(Excerpts from a figure dataset)
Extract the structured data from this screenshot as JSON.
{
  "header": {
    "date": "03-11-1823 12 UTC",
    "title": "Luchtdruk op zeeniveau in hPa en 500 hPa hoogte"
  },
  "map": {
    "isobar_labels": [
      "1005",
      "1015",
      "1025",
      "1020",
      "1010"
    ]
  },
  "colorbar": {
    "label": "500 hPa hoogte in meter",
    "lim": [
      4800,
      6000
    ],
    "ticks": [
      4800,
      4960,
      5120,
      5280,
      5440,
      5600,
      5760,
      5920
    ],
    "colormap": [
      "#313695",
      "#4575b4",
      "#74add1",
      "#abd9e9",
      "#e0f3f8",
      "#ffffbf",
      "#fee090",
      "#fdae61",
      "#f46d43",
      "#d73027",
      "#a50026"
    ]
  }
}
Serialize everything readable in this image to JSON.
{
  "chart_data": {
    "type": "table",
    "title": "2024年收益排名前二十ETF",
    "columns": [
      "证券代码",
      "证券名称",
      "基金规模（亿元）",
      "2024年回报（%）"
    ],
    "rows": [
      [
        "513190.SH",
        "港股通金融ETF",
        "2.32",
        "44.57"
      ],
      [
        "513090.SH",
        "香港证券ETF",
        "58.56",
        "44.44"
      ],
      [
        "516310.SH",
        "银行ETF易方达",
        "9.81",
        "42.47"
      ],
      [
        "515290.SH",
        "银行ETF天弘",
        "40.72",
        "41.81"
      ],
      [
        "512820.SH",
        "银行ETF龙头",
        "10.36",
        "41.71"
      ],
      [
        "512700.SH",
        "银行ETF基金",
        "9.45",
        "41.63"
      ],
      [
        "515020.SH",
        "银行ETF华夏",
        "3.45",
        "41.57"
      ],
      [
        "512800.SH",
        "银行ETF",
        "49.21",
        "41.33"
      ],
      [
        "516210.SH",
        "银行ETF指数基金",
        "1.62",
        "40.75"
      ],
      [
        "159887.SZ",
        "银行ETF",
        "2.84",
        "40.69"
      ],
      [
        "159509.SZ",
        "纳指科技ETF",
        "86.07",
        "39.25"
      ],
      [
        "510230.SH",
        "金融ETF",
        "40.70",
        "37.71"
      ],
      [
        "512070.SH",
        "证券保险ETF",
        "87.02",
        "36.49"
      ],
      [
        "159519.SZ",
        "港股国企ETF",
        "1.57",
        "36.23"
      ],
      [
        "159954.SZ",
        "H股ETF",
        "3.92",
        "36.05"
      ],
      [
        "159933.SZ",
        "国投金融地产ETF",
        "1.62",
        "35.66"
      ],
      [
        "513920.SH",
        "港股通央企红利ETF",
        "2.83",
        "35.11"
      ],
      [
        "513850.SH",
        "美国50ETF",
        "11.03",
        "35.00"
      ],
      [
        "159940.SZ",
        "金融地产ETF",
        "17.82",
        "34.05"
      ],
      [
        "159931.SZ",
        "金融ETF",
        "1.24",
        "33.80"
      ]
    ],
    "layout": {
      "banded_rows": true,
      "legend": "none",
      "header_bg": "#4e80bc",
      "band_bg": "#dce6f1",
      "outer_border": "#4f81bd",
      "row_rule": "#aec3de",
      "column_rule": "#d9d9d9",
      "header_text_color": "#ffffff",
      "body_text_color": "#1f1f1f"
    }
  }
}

### AIM
Search the lines above for the string "JSON", then show every one that has it.

### ANSWER FOR THIS EXERCISE
Extract the structured data from this screenshot as JSON.
Serialize everything readable in this image to JSON.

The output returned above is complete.